(Dataset records)
----------

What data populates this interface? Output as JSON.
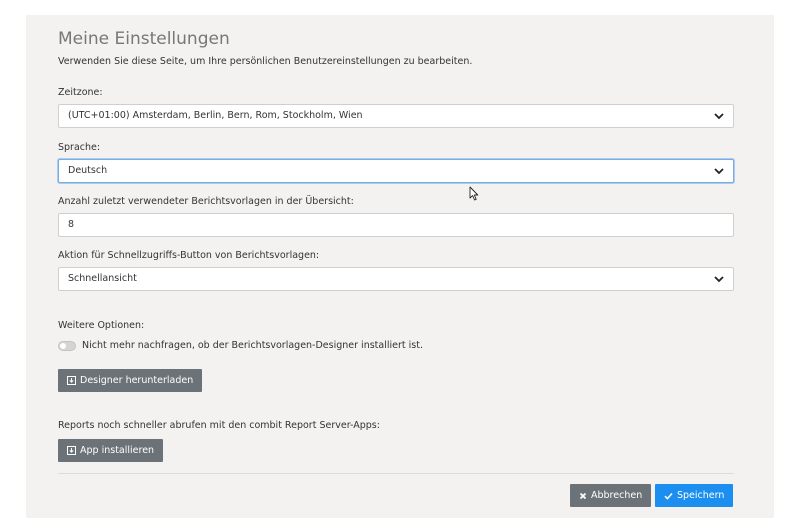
{
  "page": {
    "title": "Meine Einstellungen",
    "subtitle": "Verwenden Sie diese Seite, um Ihre persönlichen Benutzereinstellungen zu bearbeiten."
  },
  "timezone": {
    "label": "Zeitzone:",
    "value": "(UTC+01:00) Amsterdam, Berlin, Bern, Rom, Stockholm, Wien"
  },
  "language": {
    "label": "Sprache:",
    "value": "Deutsch"
  },
  "recent_templates": {
    "label": "Anzahl zuletzt verwendeter Berichtsvorlagen in der Übersicht:",
    "value": "8"
  },
  "quick_action": {
    "label": "Aktion für Schnellzugriffs-Button von Berichtsvorlagen:",
    "value": "Schnellansicht"
  },
  "options": {
    "label": "Weitere Optionen:",
    "toggle_label": "Nicht mehr nachfragen, ob der Berichtsvorlagen-Designer installiert ist.",
    "toggle_on": false,
    "download_button": "Designer herunterladen"
  },
  "apps": {
    "label": "Reports noch schneller abrufen mit den combit Report Server-Apps:",
    "install_button": "App installieren"
  },
  "footer": {
    "cancel_label": "Abbrechen",
    "save_label": "Speichern"
  },
  "colors": {
    "panel_bg": "#f3f2f1",
    "button_gray": "#6c7378",
    "button_blue": "#1c8ef0",
    "focus_border": "#7aaee0"
  }
}
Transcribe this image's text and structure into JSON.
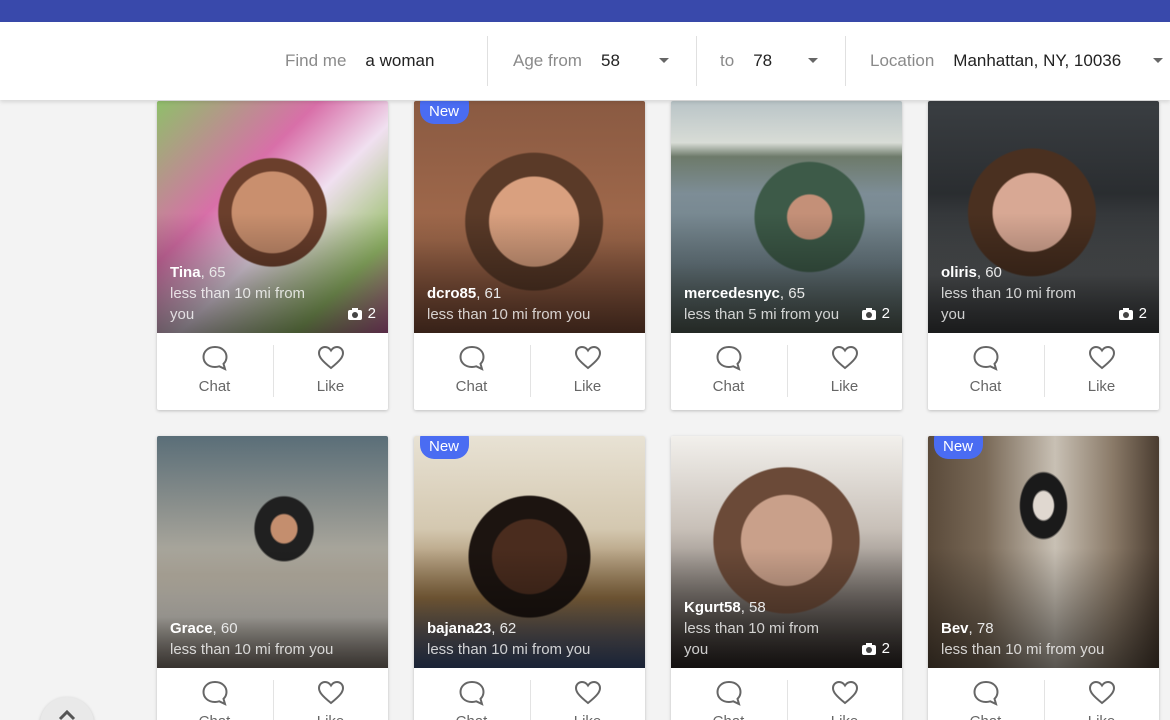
{
  "filters": {
    "find_label": "Find me",
    "find_value": "a woman",
    "age_from_label": "Age from",
    "age_from_value": "58",
    "age_to_label": "to",
    "age_to_value": "78",
    "location_label": "Location",
    "location_value": "Manhattan, NY, 10036"
  },
  "actions": {
    "chat_label": "Chat",
    "like_label": "Like"
  },
  "badge_new": "New",
  "profiles": [
    {
      "name": "Tina",
      "age": "65",
      "distance": "less than 10 mi from you",
      "photos": "2",
      "is_new": false
    },
    {
      "name": "dcro85",
      "age": "61",
      "distance": "less than 10 mi from you",
      "photos": "",
      "is_new": true
    },
    {
      "name": "mercedesnyc",
      "age": "65",
      "distance": "less than 5 mi from you",
      "photos": "2",
      "is_new": false
    },
    {
      "name": "oliris",
      "age": "60",
      "distance": "less than 10 mi from you",
      "photos": "2",
      "is_new": false
    },
    {
      "name": "Grace",
      "age": "60",
      "distance": "less than 10 mi from you",
      "photos": "",
      "is_new": false
    },
    {
      "name": "bajana23",
      "age": "62",
      "distance": "less than 10 mi from you",
      "photos": "",
      "is_new": true
    },
    {
      "name": "Kgurt58",
      "age": "58",
      "distance": "less than 10 mi from you",
      "photos": "2",
      "is_new": false
    },
    {
      "name": "Bev",
      "age": "78",
      "distance": "less than 10 mi from you",
      "photos": "",
      "is_new": true
    }
  ],
  "colors": {
    "header": "#3949ab",
    "badge": "#4a6cf2"
  }
}
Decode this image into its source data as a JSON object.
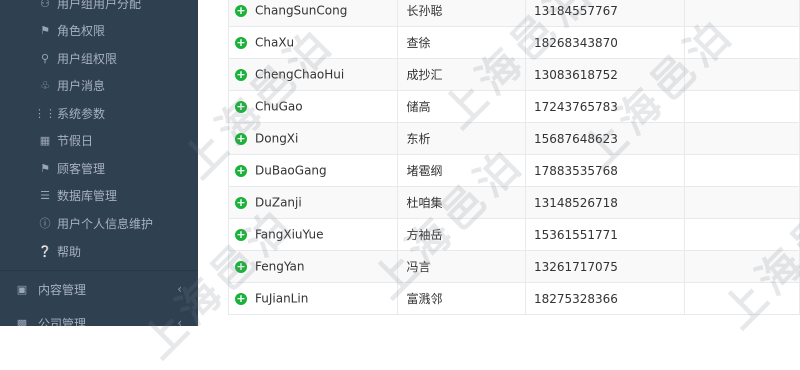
{
  "sidebar": {
    "items": [
      {
        "label": "用户组用户分配",
        "icon": "users-icon"
      },
      {
        "label": "角色权限",
        "icon": "flag-icon"
      },
      {
        "label": "用户组权限",
        "icon": "key-icon"
      },
      {
        "label": "用户消息",
        "icon": "bell-icon"
      },
      {
        "label": "系统参数",
        "icon": "sliders-icon"
      },
      {
        "label": "节假日",
        "icon": "calendar-icon"
      },
      {
        "label": "顾客管理",
        "icon": "flag-icon"
      },
      {
        "label": "数据库管理",
        "icon": "database-icon"
      },
      {
        "label": "用户个人信息维护",
        "icon": "info-icon"
      },
      {
        "label": "帮助",
        "icon": "help-icon"
      }
    ],
    "sections": [
      {
        "label": "内容管理",
        "icon": "picture-icon",
        "chevron": "‹"
      },
      {
        "label": "公司管理",
        "icon": "building-icon",
        "chevron": "‹"
      }
    ]
  },
  "table": {
    "rows": [
      {
        "login": "ChangSunCong",
        "name": "长孙聪",
        "phone": "13184557767"
      },
      {
        "login": "ChaXu",
        "name": "查徐",
        "phone": "18268343870"
      },
      {
        "login": "ChengChaoHui",
        "name": "成抄汇",
        "phone": "13083618752"
      },
      {
        "login": "ChuGao",
        "name": "储高",
        "phone": "17243765783"
      },
      {
        "login": "DongXi",
        "name": "东析",
        "phone": "15687648623"
      },
      {
        "login": "DuBaoGang",
        "name": "堵雹纲",
        "phone": "17883535768"
      },
      {
        "login": "DuZanji",
        "name": "杜咱集",
        "phone": "13148526718"
      },
      {
        "login": "FangXiuYue",
        "name": "方袖岳",
        "phone": "15361551771"
      },
      {
        "login": "FengYan",
        "name": "冯言",
        "phone": "13261717075"
      },
      {
        "login": "FuJianLin",
        "name": "富溅邻",
        "phone": "18275328366"
      }
    ]
  },
  "watermark": {
    "text": "上海邑泊"
  },
  "colors": {
    "sidebar_bg": "#2f4050",
    "add_icon": "#1ab23a"
  }
}
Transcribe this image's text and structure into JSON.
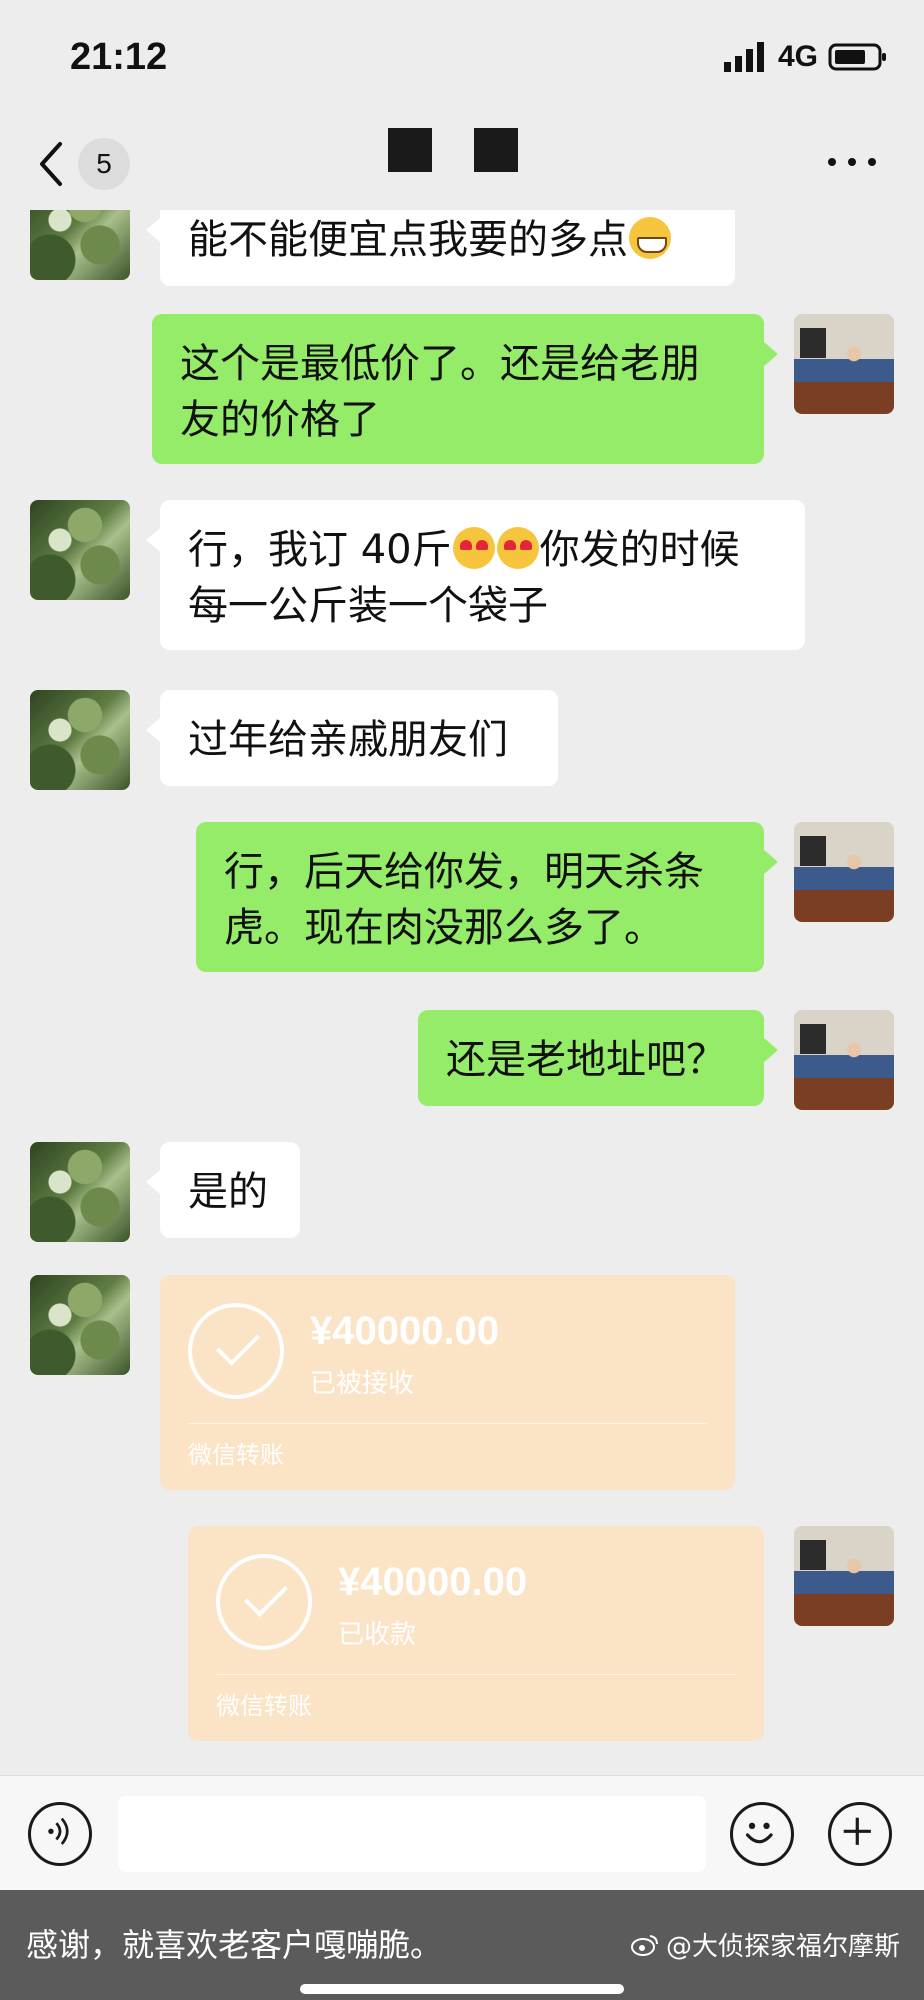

----------

To do. All records should be output exactly, with the pictures left out.

Result.
What data populates this interface? Output as JSON.
{
  "page": {
    "title": "Meine Einstellungen",
    "subtitle": "Verwenden Sie diese Seite, um Ihre persönlichen Benutzereinstellungen zu bearbeiten."
  },
  "timezone": {
    "label": "Zeitzone:",
    "value": "(UTC+01:00) Amsterdam, Berlin, Bern, Rom, Stockholm, Wien"
  },
  "language": {
    "label": "Sprache:",
    "value": "Deutsch"
  },
  "recent_templates": {
    "label": "Anzahl zuletzt verwendeter Berichtsvorlagen in der Übersicht:",
    "value": "8"
  },
  "quick_action": {
    "label": "Aktion für Schnellzugriffs-Button von Berichtsvorlagen:",
    "value": "Schnellansicht"
  },
  "options": {
    "label": "Weitere Optionen:",
    "toggle_label": "Nicht mehr nachfragen, ob der Berichtsvorlagen-Designer installiert ist.",
    "toggle_on": false,
    "download_button": "Designer herunterladen"
  },
  "apps": {
    "label": "Reports noch schneller abrufen mit den combit Report Server-Apps:",
    "install_button": "App installieren"
  },
  "footer": {
    "cancel_label": "Abbrechen",
    "save_label": "Speichern"
  },
  "colors": {
    "panel_bg": "#f3f2f1",
    "button_gray": "#6c7378",
    "button_blue": "#1c8ef0",
    "focus_border": "#7aaee0"
  }
}
Transcribe this image's text and structure into JSON.
{
  "filters": {
    "find_label": "Find me",
    "find_value": "a woman",
    "age_from_label": "Age from",
    "age_from_value": "58",
    "age_to_label": "to",
    "age_to_value": "78",
    "location_label": "Location",
    "location_value": "Manhattan, NY, 10036"
  },
  "actions": {
    "chat_label": "Chat",
    "like_label": "Like"
  },
  "badge_new": "New",
  "profiles": [
    {
      "name": "Tina",
      "age": "65",
      "distance": "less than 10 mi from you",
      "photos": "2",
      "is_new": false
    },
    {
      "name": "dcro85",
      "age": "61",
      "distance": "less than 10 mi from you",
      "photos": "",
      "is_new": true
    },
    {
      "name": "mercedesnyc",
      "age": "65",
      "distance": "less than 5 mi from you",
      "photos": "2",
      "is_new": false
    },
    {
      "name": "oliris",
      "age": "60",
      "distance": "less than 10 mi from you",
      "photos": "2",
      "is_new": false
    },
    {
      "name": "Grace",
      "age": "60",
      "distance": "less than 10 mi from you",
      "photos": "",
      "is_new": false
    },
    {
      "name": "bajana23",
      "age": "62",
      "distance": "less than 10 mi from you",
      "photos": "",
      "is_new": true
    },
    {
      "name": "Kgurt58",
      "age": "58",
      "distance": "less than 10 mi from you",
      "photos": "2",
      "is_new": false
    },
    {
      "name": "Bev",
      "age": "78",
      "distance": "less than 10 mi from you",
      "photos": "",
      "is_new": true
    }
  ],
  "colors": {
    "header": "#3949ab",
    "badge": "#4a6cf2"
  }
}
Decode this image into its source data as a JSON object.
{
  "sidebar": {
    "items": [
      {
        "label": "用户组用户分配",
        "icon": "users-icon"
      },
      {
        "label": "角色权限",
        "icon": "flag-icon"
      },
      {
        "label": "用户组权限",
        "icon": "key-icon"
      },
      {
        "label": "用户消息",
        "icon": "bell-icon"
      },
      {
        "label": "系统参数",
        "icon": "sliders-icon"
      },
      {
        "label": "节假日",
        "icon": "calendar-icon"
      },
      {
        "label": "顾客管理",
        "icon": "flag-icon"
      },
      {
        "label": "数据库管理",
        "icon": "database-icon"
      },
      {
        "label": "用户个人信息维护",
        "icon": "info-icon"
      },
      {
        "label": "帮助",
        "icon": "help-icon"
      }
    ],
    "sections": [
      {
        "label": "内容管理",
        "icon": "picture-icon",
        "chevron": "‹"
      },
      {
        "label": "公司管理",
        "icon": "building-icon",
        "chevron": "‹"
      }
    ]
  },
  "table": {
    "rows": [
      {
        "login": "ChangSunCong",
        "name": "长孙聪",
        "phone": "13184557767"
      },
      {
        "login": "ChaXu",
        "name": "查徐",
        "phone": "18268343870"
      },
      {
        "login": "ChengChaoHui",
        "name": "成抄汇",
        "phone": "13083618752"
      },
      {
        "login": "ChuGao",
        "name": "储高",
        "phone": "17243765783"
      },
      {
        "login": "DongXi",
        "name": "东析",
        "phone": "15687648623"
      },
      {
        "login": "DuBaoGang",
        "name": "堵雹纲",
        "phone": "17883535768"
      },
      {
        "login": "DuZanji",
        "name": "杜咱集",
        "phone": "13148526718"
      },
      {
        "login": "FangXiuYue",
        "name": "方袖岳",
        "phone": "15361551771"
      },
      {
        "login": "FengYan",
        "name": "冯言",
        "phone": "13261717075"
      },
      {
        "login": "FuJianLin",
        "name": "富溅邻",
        "phone": "18275328366"
      }
    ]
  },
  "watermark": {
    "text": "上海邑泊"
  },
  "colors": {
    "sidebar_bg": "#2f4050",
    "add_icon": "#1ab23a"
  }
}
Transcribe this image's text and structure into JSON.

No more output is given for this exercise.